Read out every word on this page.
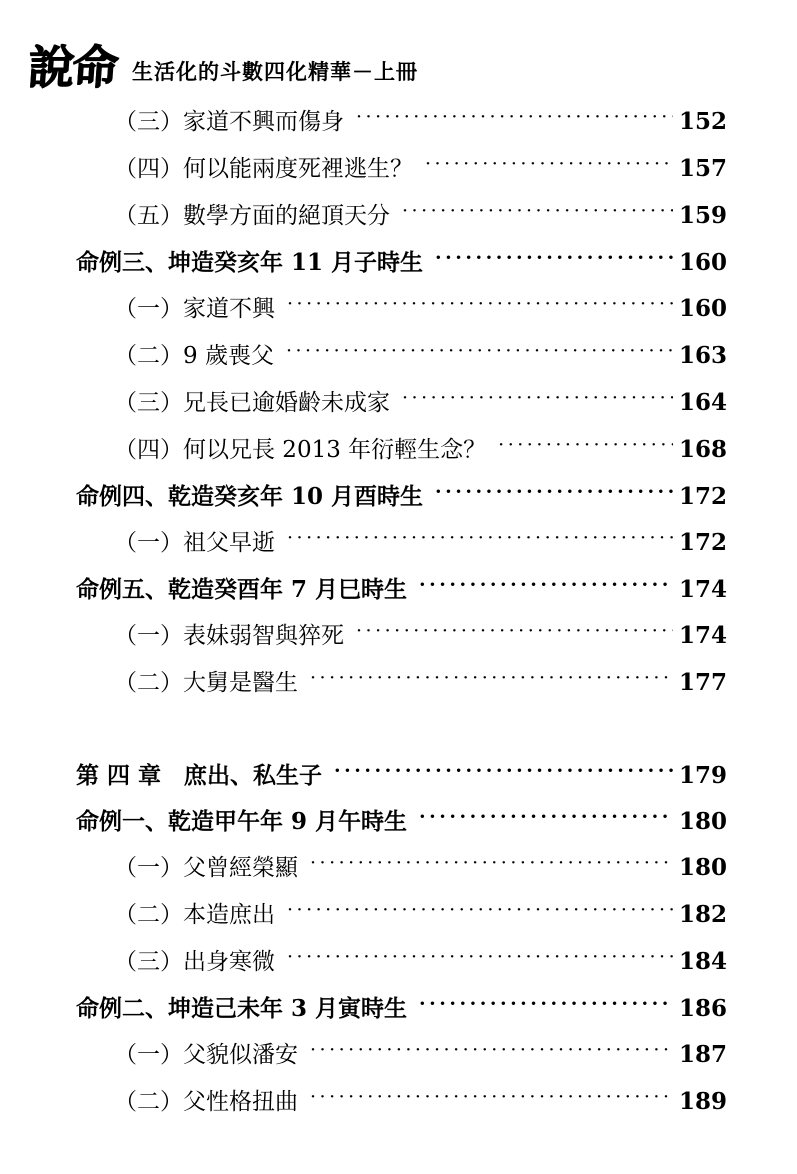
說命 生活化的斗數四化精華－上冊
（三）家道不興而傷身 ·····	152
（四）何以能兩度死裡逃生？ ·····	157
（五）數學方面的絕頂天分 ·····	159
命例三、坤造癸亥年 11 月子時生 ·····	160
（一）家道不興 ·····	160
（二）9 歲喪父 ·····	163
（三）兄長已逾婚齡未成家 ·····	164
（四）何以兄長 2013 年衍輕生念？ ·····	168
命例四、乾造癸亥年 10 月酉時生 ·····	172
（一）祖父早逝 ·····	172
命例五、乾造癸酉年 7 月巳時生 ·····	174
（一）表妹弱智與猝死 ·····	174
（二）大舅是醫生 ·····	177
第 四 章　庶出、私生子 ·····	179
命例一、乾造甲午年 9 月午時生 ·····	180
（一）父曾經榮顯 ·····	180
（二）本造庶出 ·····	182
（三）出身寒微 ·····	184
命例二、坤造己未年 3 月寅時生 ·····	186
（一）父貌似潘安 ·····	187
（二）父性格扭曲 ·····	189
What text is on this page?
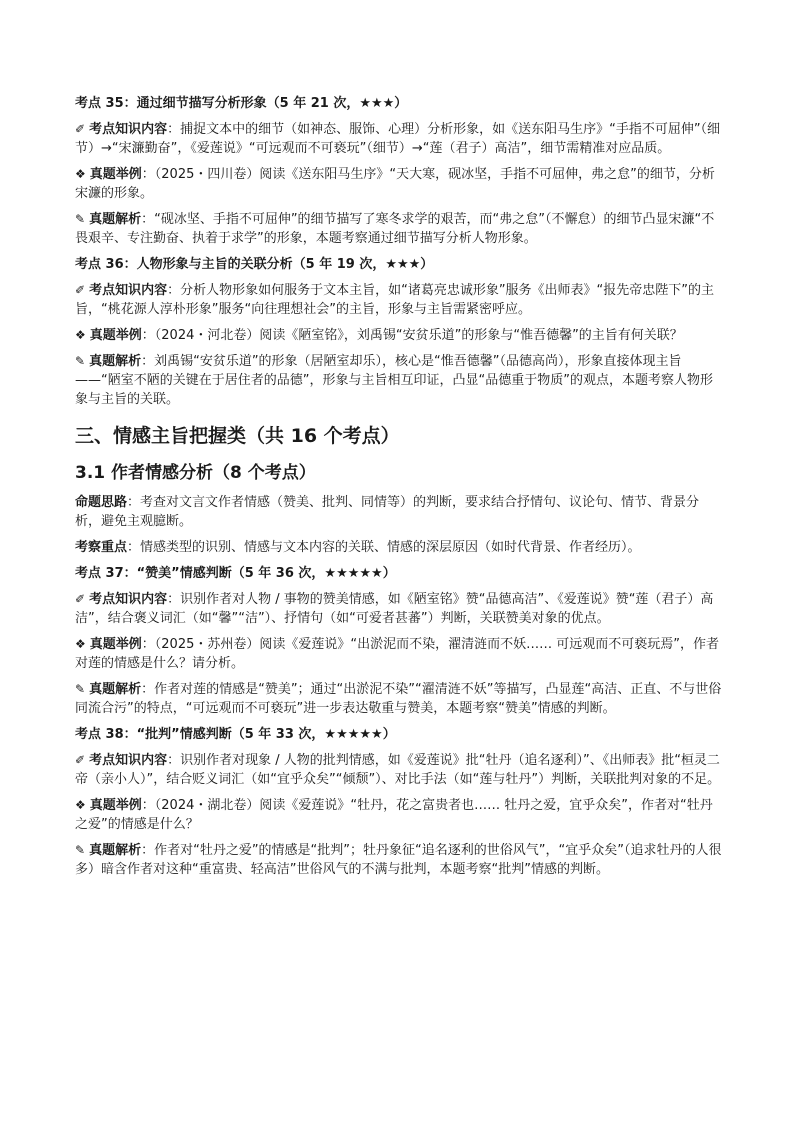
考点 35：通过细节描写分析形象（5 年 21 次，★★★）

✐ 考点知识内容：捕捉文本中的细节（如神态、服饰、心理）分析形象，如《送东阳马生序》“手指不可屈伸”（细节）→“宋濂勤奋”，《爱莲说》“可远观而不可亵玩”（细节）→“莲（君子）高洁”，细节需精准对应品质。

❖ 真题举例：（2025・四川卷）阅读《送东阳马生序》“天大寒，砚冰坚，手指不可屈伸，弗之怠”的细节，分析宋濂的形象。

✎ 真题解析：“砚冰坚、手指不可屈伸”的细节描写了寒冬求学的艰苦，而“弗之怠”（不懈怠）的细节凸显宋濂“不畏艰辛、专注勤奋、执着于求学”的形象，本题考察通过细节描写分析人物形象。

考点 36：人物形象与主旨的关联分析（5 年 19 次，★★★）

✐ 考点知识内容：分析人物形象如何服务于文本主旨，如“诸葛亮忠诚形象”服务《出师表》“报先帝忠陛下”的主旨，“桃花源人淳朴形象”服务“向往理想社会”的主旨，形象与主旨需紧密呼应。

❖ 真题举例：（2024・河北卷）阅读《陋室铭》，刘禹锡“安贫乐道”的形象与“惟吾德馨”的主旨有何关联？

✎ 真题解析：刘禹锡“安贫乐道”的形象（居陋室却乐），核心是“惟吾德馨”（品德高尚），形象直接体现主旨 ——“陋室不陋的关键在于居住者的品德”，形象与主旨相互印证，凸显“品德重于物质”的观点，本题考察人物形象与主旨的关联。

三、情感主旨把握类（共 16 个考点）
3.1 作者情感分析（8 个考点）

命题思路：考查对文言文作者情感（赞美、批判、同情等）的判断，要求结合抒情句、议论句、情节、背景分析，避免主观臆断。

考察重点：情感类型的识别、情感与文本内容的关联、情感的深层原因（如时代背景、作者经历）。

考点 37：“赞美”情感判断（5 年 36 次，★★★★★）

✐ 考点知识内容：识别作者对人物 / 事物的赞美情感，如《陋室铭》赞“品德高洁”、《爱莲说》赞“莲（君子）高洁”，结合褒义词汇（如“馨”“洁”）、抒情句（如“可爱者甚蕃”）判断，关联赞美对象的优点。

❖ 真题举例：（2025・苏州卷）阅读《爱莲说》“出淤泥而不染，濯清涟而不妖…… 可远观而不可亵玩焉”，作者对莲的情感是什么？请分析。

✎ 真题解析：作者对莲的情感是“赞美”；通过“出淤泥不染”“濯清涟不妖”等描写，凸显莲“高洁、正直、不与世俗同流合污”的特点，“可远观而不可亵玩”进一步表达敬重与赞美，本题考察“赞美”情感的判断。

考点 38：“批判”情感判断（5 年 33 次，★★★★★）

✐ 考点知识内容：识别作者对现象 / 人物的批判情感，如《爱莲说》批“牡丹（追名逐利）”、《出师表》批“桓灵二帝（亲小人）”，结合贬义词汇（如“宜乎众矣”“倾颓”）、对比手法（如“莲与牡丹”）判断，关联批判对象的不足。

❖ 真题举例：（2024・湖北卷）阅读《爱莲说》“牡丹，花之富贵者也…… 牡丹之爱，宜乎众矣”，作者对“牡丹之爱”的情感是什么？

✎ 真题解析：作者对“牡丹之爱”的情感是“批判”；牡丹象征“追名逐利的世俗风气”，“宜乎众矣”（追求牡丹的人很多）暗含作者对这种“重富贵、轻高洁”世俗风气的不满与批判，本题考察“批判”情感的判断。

Given problem. Copy the entries above faithfully and omit every image.

The solution.
Read out every word on this page.
說命 生活化的斗數四化精華－上冊
（三）家道不興而傷身 ·····	152
（四）何以能兩度死裡逃生？ ·····	157
（五）數學方面的絕頂天分 ·····	159
命例三、坤造癸亥年 11 月子時生 ·····	160
（一）家道不興 ·····	160
（二）9 歲喪父 ·····	163
（三）兄長已逾婚齡未成家 ·····	164
（四）何以兄長 2013 年衍輕生念？ ·····	168
命例四、乾造癸亥年 10 月酉時生 ·····	172
（一）祖父早逝 ·····	172
命例五、乾造癸酉年 7 月巳時生 ·····	174
（一）表妹弱智與猝死 ·····	174
（二）大舅是醫生 ·····	177
第 四 章　庶出、私生子 ·····	179
命例一、乾造甲午年 9 月午時生 ·····	180
（一）父曾經榮顯 ·····	180
（二）本造庶出 ·····	182
（三）出身寒微 ·····	184
命例二、坤造己未年 3 月寅時生 ·····	186
（一）父貌似潘安 ·····	187
（二）父性格扭曲 ·····	189
What text is on this page?
考点 35：通过细节描写分析形象（5 年 21 次，★★★）

✐ 考点知识内容：捕捉文本中的细节（如神态、服饰、心理）分析形象，如《送东阳马生序》“手指不可屈伸”（细节）→“宋濂勤奋”，《爱莲说》“可远观而不可亵玩”（细节）→“莲（君子）高洁”，细节需精准对应品质。

❖ 真题举例：（2025・四川卷）阅读《送东阳马生序》“天大寒，砚冰坚，手指不可屈伸，弗之怠”的细节，分析宋濂的形象。

✎ 真题解析：“砚冰坚、手指不可屈伸”的细节描写了寒冬求学的艰苦，而“弗之怠”（不懈怠）的细节凸显宋濂“不畏艰辛、专注勤奋、执着于求学”的形象，本题考察通过细节描写分析人物形象。

考点 36：人物形象与主旨的关联分析（5 年 19 次，★★★）

✐ 考点知识内容：分析人物形象如何服务于文本主旨，如“诸葛亮忠诚形象”服务《出师表》“报先帝忠陛下”的主旨，“桃花源人淳朴形象”服务“向往理想社会”的主旨，形象与主旨需紧密呼应。

❖ 真题举例：（2024・河北卷）阅读《陋室铭》，刘禹锡“安贫乐道”的形象与“惟吾德馨”的主旨有何关联？

✎ 真题解析：刘禹锡“安贫乐道”的形象（居陋室却乐），核心是“惟吾德馨”（品德高尚），形象直接体现主旨 ——“陋室不陋的关键在于居住者的品德”，形象与主旨相互印证，凸显“品德重于物质”的观点，本题考察人物形象与主旨的关联。

三、情感主旨把握类（共 16 个考点）
3.1 作者情感分析（8 个考点）

命题思路：考查对文言文作者情感（赞美、批判、同情等）的判断，要求结合抒情句、议论句、情节、背景分析，避免主观臆断。

考察重点：情感类型的识别、情感与文本内容的关联、情感的深层原因（如时代背景、作者经历）。

考点 37：“赞美”情感判断（5 年 36 次，★★★★★）

✐ 考点知识内容：识别作者对人物 / 事物的赞美情感，如《陋室铭》赞“品德高洁”、《爱莲说》赞“莲（君子）高洁”，结合褒义词汇（如“馨”“洁”）、抒情句（如“可爱者甚蕃”）判断，关联赞美对象的优点。

❖ 真题举例：（2025・苏州卷）阅读《爱莲说》“出淤泥而不染，濯清涟而不妖…… 可远观而不可亵玩焉”，作者对莲的情感是什么？请分析。

✎ 真题解析：作者对莲的情感是“赞美”；通过“出淤泥不染”“濯清涟不妖”等描写，凸显莲“高洁、正直、不与世俗同流合污”的特点，“可远观而不可亵玩”进一步表达敬重与赞美，本题考察“赞美”情感的判断。

考点 38：“批判”情感判断（5 年 33 次，★★★★★）

✐ 考点知识内容：识别作者对现象 / 人物的批判情感，如《爱莲说》批“牡丹（追名逐利）”、《出师表》批“桓灵二帝（亲小人）”，结合贬义词汇（如“宜乎众矣”“倾颓”）、对比手法（如“莲与牡丹”）判断，关联批判对象的不足。

❖ 真题举例：（2024・湖北卷）阅读《爱莲说》“牡丹，花之富贵者也…… 牡丹之爱，宜乎众矣”，作者对“牡丹之爱”的情感是什么？

✎ 真题解析：作者对“牡丹之爱”的情感是“批判”；牡丹象征“追名逐利的世俗风气”，“宜乎众矣”（追求牡丹的人很多）暗含作者对这种“重富贵、轻高洁”世俗风气的不满与批判，本题考察“批判”情感的判断。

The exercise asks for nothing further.